Required work ▸
Pictures do not belong in the copy; transcribe everything else in the records exactly.

Data supplied ▸

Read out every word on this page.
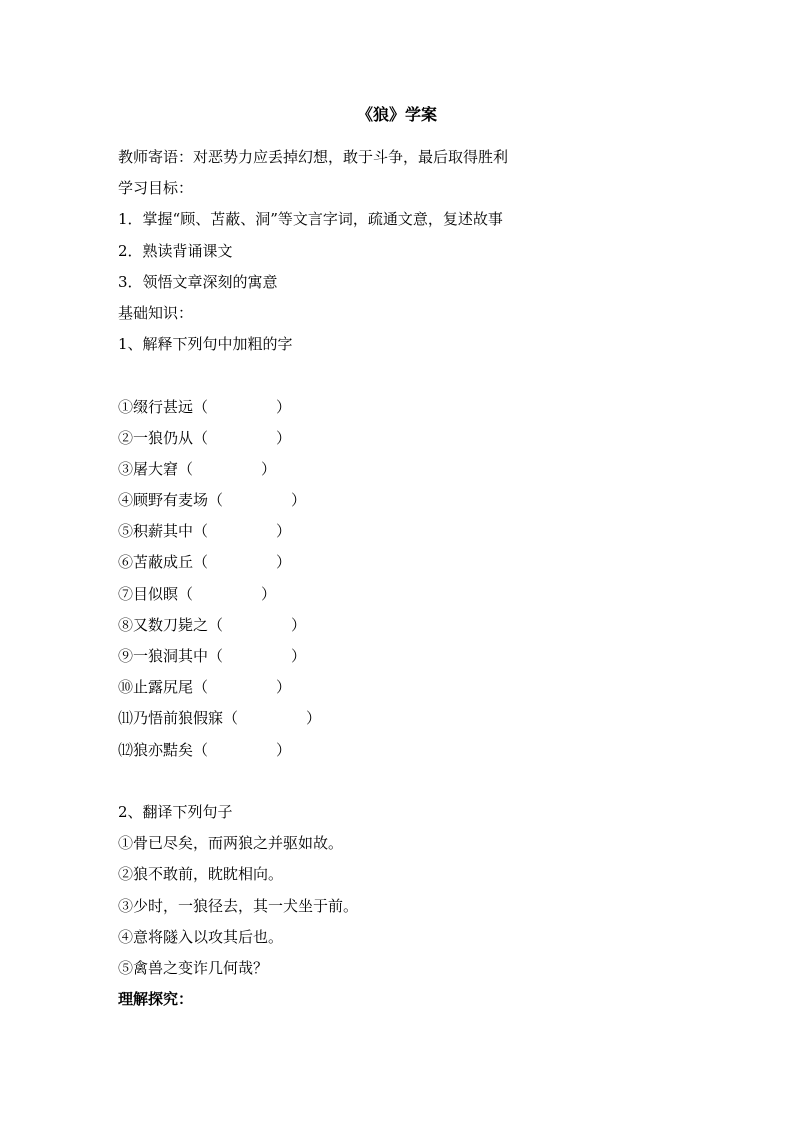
《狼》学案
教师寄语：对恶势力应丢掉幻想，敢于斗争，最后取得胜利
学习目标：
1．掌握“顾、苫蔽、洞”等文言字词，疏通文意，复述故事
2．熟读背诵课文
3．领悟文章深刻的寓意
基础知识：
1、解释下列句中加粗的字
①缀行甚远（	）
②一狼仍从（	）
③屠大窘（	）
④顾野有麦场（	）
⑤积薪其中（	）
⑥苫蔽成丘（	）
⑦目似瞑（	）
⑧又数刀毙之（	）
⑨一狼洞其中（	）
⑩止露尻尾（	）
⑾乃悟前狼假寐（	）
⑿狼亦黠矣（	）
2、翻译下列句子
①骨已尽矣，而两狼之并驱如故。
②狼不敢前，眈眈相向。
③少时，一狼径去，其一犬坐于前。
④意将隧入以攻其后也。
⑤禽兽之变诈几何哉？
理解探究：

Response below ▸
Read out every word on this page.
《狼》学案
教师寄语：对恶势力应丢掉幻想，敢于斗争，最后取得胜利
学习目标：
1．掌握“顾、苫蔽、洞”等文言字词，疏通文意，复述故事
2．熟读背诵课文
3．领悟文章深刻的寓意
基础知识：
1、解释下列句中加粗的字
①缀行甚远（	）
②一狼仍从（	）
③屠大窘（	）
④顾野有麦场（	）
⑤积薪其中（	）
⑥苫蔽成丘（	）
⑦目似瞑（	）
⑧又数刀毙之（	）
⑨一狼洞其中（	）
⑩止露尻尾（	）
⑾乃悟前狼假寐（	）
⑿狼亦黠矣（	）
2、翻译下列句子
①骨已尽矣，而两狼之并驱如故。
②狼不敢前，眈眈相向。
③少时，一狼径去，其一犬坐于前。
④意将隧入以攻其后也。
⑤禽兽之变诈几何哉？
理解探究：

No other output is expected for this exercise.